■ What you have to do:
For the listing below, give the count of lines containing "created", and no other text.

■ Excerpted data:

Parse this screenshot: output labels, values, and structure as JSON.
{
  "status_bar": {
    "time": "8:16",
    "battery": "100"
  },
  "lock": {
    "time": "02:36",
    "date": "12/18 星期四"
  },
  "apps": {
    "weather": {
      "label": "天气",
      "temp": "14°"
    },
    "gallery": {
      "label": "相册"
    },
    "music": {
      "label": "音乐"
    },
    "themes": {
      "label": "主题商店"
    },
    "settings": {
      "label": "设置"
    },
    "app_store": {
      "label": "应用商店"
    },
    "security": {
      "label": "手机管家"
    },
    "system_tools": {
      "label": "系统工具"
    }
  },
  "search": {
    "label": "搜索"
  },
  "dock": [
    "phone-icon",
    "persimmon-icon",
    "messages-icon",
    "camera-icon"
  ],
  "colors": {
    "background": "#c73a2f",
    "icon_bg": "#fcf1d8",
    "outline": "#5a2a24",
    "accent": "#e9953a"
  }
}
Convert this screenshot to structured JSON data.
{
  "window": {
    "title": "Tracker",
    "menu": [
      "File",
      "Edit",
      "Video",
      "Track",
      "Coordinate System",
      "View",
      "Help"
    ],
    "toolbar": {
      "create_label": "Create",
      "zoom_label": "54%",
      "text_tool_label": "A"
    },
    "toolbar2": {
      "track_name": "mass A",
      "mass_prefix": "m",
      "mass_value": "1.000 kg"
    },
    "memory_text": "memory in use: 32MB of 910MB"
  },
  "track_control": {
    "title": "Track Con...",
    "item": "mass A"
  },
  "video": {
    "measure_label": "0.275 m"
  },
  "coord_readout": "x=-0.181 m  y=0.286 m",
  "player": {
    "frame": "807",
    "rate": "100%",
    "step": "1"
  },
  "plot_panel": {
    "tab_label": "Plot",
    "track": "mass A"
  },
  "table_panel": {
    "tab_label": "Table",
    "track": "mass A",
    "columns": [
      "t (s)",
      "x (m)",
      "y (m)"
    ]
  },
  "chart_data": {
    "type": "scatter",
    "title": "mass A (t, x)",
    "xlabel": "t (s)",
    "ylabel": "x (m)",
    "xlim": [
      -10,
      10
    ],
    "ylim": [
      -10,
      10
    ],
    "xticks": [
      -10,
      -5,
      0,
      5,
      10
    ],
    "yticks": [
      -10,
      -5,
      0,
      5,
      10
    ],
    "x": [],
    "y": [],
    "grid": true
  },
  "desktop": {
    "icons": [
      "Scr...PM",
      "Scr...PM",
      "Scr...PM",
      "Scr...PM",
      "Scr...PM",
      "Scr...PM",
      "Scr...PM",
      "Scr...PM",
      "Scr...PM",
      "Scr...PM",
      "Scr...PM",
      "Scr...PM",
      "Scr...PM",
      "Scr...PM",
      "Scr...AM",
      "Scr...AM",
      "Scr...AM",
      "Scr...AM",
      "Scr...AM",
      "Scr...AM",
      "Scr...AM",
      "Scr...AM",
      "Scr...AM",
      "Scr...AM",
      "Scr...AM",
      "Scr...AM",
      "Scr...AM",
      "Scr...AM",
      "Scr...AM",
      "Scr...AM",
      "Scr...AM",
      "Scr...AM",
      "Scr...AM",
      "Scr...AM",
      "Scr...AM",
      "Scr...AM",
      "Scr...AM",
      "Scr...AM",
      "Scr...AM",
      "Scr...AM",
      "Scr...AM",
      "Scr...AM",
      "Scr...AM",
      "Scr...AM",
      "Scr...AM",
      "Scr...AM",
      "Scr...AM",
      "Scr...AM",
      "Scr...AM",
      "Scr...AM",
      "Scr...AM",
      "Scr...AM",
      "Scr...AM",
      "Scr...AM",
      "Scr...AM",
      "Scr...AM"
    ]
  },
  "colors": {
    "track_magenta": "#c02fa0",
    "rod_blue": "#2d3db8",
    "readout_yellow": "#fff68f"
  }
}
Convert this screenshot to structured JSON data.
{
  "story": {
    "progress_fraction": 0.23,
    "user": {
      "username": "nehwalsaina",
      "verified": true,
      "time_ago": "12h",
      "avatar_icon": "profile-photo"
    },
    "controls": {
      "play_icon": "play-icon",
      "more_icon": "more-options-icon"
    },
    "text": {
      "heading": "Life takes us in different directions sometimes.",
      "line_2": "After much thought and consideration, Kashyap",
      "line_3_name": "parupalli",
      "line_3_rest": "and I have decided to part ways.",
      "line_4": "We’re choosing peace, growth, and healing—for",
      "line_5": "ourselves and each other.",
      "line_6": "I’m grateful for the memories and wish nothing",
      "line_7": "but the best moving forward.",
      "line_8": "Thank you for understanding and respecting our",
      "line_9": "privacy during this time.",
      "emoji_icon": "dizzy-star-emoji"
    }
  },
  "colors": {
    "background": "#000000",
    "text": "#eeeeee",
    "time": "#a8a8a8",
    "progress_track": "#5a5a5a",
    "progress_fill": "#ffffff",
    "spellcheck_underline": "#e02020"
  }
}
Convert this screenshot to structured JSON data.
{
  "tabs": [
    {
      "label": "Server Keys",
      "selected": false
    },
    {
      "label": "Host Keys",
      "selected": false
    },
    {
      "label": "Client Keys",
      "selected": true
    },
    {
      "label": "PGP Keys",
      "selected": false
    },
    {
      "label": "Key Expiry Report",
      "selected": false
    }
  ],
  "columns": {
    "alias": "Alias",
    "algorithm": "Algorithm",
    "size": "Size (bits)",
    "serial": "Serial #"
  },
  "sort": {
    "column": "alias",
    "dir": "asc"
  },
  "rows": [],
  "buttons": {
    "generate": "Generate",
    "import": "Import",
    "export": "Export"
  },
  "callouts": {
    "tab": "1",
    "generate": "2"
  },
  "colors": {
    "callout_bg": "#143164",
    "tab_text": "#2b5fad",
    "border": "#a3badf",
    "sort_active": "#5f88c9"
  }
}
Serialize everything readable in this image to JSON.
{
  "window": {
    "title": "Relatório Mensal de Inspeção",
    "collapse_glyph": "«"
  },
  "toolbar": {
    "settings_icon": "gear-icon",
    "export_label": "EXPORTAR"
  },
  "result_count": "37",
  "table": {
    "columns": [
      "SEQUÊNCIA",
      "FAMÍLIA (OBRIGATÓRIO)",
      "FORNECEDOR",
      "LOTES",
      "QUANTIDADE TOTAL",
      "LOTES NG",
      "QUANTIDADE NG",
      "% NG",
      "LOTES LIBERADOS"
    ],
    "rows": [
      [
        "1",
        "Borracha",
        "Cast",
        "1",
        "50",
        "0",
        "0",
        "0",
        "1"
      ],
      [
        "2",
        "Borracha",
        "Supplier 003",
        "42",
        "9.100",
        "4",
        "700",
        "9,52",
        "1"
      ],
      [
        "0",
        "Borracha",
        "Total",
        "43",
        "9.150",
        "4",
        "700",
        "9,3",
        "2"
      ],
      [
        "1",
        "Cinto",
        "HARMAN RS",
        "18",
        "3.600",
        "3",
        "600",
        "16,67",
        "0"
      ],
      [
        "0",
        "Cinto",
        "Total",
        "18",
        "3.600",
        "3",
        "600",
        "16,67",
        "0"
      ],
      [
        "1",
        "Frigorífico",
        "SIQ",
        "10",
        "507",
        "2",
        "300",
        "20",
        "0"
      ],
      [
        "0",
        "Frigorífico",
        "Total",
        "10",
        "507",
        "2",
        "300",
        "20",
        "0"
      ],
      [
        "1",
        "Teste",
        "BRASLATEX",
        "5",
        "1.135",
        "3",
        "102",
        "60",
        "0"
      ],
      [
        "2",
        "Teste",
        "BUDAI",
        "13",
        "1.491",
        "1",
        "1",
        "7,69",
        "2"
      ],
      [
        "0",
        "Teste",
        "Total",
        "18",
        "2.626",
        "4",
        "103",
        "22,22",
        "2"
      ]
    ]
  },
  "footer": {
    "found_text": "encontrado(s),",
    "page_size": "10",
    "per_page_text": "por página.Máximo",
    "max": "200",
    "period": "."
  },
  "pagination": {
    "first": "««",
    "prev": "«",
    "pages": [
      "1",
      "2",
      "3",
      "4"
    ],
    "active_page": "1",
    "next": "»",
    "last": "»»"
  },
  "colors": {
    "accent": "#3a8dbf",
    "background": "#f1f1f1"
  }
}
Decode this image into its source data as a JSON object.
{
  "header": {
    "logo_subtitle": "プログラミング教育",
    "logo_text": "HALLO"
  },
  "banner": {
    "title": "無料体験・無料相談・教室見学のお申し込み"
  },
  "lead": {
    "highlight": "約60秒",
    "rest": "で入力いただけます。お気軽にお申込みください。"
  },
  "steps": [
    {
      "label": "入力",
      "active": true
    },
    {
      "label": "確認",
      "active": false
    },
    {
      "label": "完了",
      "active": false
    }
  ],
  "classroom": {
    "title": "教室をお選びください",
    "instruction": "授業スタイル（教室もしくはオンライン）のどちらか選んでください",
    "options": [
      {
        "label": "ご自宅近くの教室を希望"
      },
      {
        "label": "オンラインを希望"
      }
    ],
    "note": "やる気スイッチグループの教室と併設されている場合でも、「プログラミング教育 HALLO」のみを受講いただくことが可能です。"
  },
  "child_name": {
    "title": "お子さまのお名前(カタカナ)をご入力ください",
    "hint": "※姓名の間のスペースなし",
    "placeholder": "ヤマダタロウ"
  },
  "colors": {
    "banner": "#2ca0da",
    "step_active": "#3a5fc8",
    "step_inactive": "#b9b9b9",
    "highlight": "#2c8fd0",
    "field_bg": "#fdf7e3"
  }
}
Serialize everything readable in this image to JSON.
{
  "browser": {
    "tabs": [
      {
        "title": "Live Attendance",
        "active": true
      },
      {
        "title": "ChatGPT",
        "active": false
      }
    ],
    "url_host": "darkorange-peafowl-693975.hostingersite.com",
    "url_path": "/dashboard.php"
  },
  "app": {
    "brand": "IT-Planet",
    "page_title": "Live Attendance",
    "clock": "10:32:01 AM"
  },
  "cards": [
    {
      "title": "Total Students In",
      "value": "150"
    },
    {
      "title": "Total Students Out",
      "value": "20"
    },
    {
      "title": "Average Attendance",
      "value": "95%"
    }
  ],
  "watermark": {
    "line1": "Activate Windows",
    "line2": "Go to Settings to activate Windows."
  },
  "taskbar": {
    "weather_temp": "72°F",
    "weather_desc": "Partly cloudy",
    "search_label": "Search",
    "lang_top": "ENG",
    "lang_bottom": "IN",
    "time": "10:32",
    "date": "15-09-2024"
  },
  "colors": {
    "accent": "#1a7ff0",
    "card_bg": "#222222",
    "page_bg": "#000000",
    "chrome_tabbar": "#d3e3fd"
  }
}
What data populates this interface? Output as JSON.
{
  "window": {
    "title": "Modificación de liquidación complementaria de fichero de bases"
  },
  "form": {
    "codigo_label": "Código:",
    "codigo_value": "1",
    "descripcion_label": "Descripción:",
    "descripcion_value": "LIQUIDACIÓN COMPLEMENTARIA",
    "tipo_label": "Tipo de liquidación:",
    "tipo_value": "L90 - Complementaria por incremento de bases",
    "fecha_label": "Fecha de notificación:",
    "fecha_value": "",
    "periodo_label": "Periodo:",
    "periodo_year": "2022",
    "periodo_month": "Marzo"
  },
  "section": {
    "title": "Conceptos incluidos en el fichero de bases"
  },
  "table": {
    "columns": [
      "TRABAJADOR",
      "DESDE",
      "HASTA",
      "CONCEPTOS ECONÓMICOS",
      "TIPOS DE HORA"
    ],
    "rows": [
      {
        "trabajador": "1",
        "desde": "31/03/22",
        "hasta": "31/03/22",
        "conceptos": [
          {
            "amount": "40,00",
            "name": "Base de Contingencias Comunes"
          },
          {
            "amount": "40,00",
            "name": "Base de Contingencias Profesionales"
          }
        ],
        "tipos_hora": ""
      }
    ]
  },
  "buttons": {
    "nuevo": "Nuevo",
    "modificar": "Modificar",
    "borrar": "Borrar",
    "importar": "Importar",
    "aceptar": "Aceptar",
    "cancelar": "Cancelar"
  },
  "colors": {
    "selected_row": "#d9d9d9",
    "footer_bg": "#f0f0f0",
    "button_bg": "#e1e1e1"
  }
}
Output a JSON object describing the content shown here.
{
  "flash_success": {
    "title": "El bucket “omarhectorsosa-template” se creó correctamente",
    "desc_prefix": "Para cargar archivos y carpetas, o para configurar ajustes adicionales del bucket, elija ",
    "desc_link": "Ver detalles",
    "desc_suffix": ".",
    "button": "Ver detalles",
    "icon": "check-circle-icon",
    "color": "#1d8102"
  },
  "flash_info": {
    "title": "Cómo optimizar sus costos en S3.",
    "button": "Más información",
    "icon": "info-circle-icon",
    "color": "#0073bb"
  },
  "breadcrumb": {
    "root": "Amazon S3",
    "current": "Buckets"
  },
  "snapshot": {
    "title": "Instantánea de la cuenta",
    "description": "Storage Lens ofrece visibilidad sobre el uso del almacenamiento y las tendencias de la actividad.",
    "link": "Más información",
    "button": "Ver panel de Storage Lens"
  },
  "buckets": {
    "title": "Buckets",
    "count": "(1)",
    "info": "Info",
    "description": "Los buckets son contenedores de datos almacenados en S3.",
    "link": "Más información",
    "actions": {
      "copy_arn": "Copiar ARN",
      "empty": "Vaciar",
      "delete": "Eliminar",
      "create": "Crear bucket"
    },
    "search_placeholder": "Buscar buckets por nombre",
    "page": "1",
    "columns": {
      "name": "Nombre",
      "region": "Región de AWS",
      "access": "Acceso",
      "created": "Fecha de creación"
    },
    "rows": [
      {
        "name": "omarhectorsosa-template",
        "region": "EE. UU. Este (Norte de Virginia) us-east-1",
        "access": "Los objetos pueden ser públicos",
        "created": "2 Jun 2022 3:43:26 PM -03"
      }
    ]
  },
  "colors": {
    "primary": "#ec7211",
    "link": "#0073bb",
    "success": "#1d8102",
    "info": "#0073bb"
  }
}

■ Response:
2